▶ **Passage provided**:
::::
Classifying the Unclassified
8
Our first classification task was to train the classifier on the 54,289 articles that were assigned categories of knowledge by the editors of the
Encyclopédie and to then apply this model to the 22,796 unclassified articles in an attempt to predict class membership for the articles in question. Once classified, the twenty most frequent labels for the newly classified articles were:
Table 2. Counts of top 20 most frequent classifications for previously unclassified articles.
| Jurisprudence | 4276 |
| Art méchanique | 1260 |
| Géographie | 828 |
| Commerce | 802 |
| Anatomie | 643 |
| Marine | 557 |
| Histoire moderne | 475 |
| Architecture | 435 |
| Grammaire | 402 |
| Histoire naturelle. Ornithologie | 367 |
| Medecine | 363 |
| Géographie moderne | 347 |
| Art militaire | 311 |
| Histoire ecclésiastique | 308 |
| Géométrie | 306 |
| Géographie ancienne | 306 |
| Musique | 295 |
| Astronomie | 274 |
| Histoire naturelle. Botanique | 266 |
| Théologie | 215 |
While this distribution of classes bears some resemblance to the overall distribution cited
above, we have no real way of verifying the accuracy of the classifier given the unknown
content/classes of the unclassified articles.
::::
▶ **Record extracts**:
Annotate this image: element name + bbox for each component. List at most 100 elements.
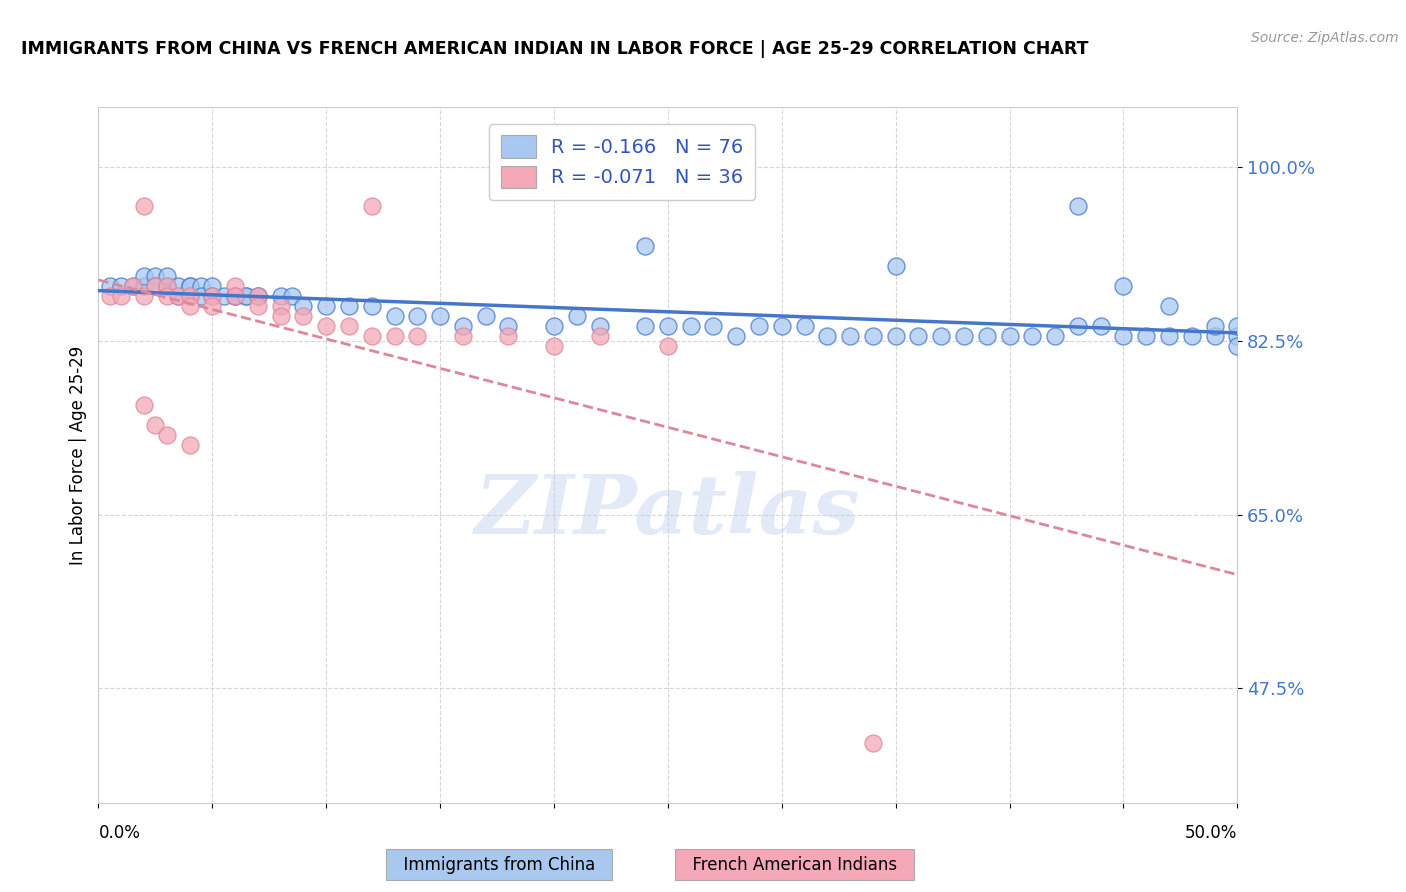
Point bbox=[110, 289, 132, 303]
Point bbox=[270, 309, 292, 323]
Point bbox=[770, 318, 793, 333]
Point bbox=[190, 289, 212, 303]
Point bbox=[1021, 328, 1043, 343]
Point bbox=[224, 279, 246, 293]
Point bbox=[246, 299, 269, 313]
Point bbox=[190, 279, 212, 293]
Point bbox=[543, 318, 565, 333]
Point bbox=[337, 318, 360, 333]
Point bbox=[179, 279, 201, 293]
Y-axis label: In Labor Force | Age 25-29: In Labor Force | Age 25-29 bbox=[69, 345, 87, 565]
Point bbox=[498, 328, 520, 343]
Text: 50.0%: 50.0% bbox=[1185, 823, 1237, 841]
Point bbox=[156, 268, 179, 283]
Point bbox=[224, 289, 246, 303]
Point bbox=[360, 299, 382, 313]
Point bbox=[246, 289, 269, 303]
Point bbox=[132, 398, 155, 412]
Point bbox=[145, 279, 167, 293]
Point bbox=[145, 268, 167, 283]
Point bbox=[1181, 328, 1204, 343]
Point bbox=[156, 279, 179, 293]
Point bbox=[1112, 279, 1135, 293]
Point bbox=[156, 289, 179, 303]
Point bbox=[953, 328, 976, 343]
Point bbox=[246, 289, 269, 303]
Point bbox=[1204, 328, 1226, 343]
Legend: R = -0.166   N = 76, R = -0.071   N = 36: R = -0.166 N = 76, R = -0.071 N = 36 bbox=[489, 124, 755, 200]
Point bbox=[384, 328, 406, 343]
Point bbox=[156, 279, 179, 293]
Point bbox=[1157, 299, 1180, 313]
Point bbox=[270, 289, 292, 303]
Point bbox=[657, 338, 679, 352]
Point bbox=[1226, 328, 1249, 343]
Point bbox=[862, 736, 884, 750]
Point bbox=[498, 318, 520, 333]
Point bbox=[224, 289, 246, 303]
Point bbox=[179, 289, 201, 303]
Point bbox=[907, 328, 929, 343]
Point bbox=[815, 328, 838, 343]
Point bbox=[1226, 318, 1249, 333]
Point bbox=[634, 318, 657, 333]
Point bbox=[406, 328, 429, 343]
Point bbox=[725, 328, 748, 343]
Point bbox=[1135, 328, 1157, 343]
Point bbox=[862, 328, 884, 343]
Point bbox=[132, 289, 155, 303]
Point bbox=[565, 309, 588, 323]
Point bbox=[145, 418, 167, 433]
Text: Immigrants from China: Immigrants from China bbox=[392, 855, 606, 873]
Text: 0.0%: 0.0% bbox=[98, 823, 141, 841]
Point bbox=[292, 309, 315, 323]
Point bbox=[281, 289, 304, 303]
Point bbox=[929, 328, 952, 343]
Point bbox=[179, 438, 201, 452]
Point bbox=[224, 289, 246, 303]
Point bbox=[1043, 328, 1066, 343]
Point bbox=[1090, 318, 1112, 333]
Point bbox=[121, 279, 143, 293]
Point bbox=[179, 299, 201, 313]
Text: French American Indians: French American Indians bbox=[682, 855, 907, 873]
Point bbox=[1067, 318, 1090, 333]
Point bbox=[270, 299, 292, 313]
Point bbox=[679, 318, 702, 333]
Point bbox=[121, 279, 143, 293]
Point bbox=[360, 199, 382, 213]
Point bbox=[1157, 328, 1180, 343]
Point bbox=[634, 239, 657, 253]
Point bbox=[201, 289, 224, 303]
Point bbox=[839, 328, 862, 343]
Point bbox=[884, 328, 907, 343]
Point bbox=[748, 318, 770, 333]
Point bbox=[145, 279, 167, 293]
Point bbox=[451, 318, 474, 333]
Point bbox=[1226, 338, 1249, 352]
Point bbox=[406, 309, 429, 323]
Point bbox=[360, 328, 382, 343]
Point bbox=[1112, 328, 1135, 343]
Point bbox=[1067, 199, 1090, 213]
Point bbox=[167, 289, 190, 303]
Point bbox=[292, 299, 315, 313]
Point bbox=[474, 309, 496, 323]
Point bbox=[543, 338, 565, 352]
Point bbox=[976, 328, 998, 343]
Point bbox=[201, 299, 224, 313]
Point bbox=[246, 289, 269, 303]
Point bbox=[98, 279, 121, 293]
Point bbox=[702, 318, 724, 333]
Point bbox=[132, 279, 155, 293]
Point bbox=[657, 318, 679, 333]
Point bbox=[212, 289, 235, 303]
Point bbox=[588, 328, 610, 343]
Point bbox=[235, 289, 257, 303]
Point bbox=[179, 279, 201, 293]
Point bbox=[132, 199, 155, 213]
Point bbox=[201, 279, 224, 293]
Point bbox=[179, 289, 201, 303]
Text: ZIPatlas: ZIPatlas bbox=[475, 471, 860, 550]
Point bbox=[167, 279, 190, 293]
::::
▶ **Direction**:
Extract the part of the passage on classifying the unclassified Encyclopédie articles that runs from "Classifying the Unclassified" up to and including "previously unclassified articles.", copying it word for word.

▶ **Correct output**:
Classifying the Unclassified
8
Our first classification task was to train the classifier on the 54,289 articles that were assigned categories of knowledge by the editors of the
Encyclopédie and to then apply this model to the 22,796 unclassified articles in an attempt to predict class membership for the articles in question. Once classified, the twenty most frequent labels for the newly classified articles were:
Table 2. Counts of top 20 most frequent classifications for previously unclassified articles.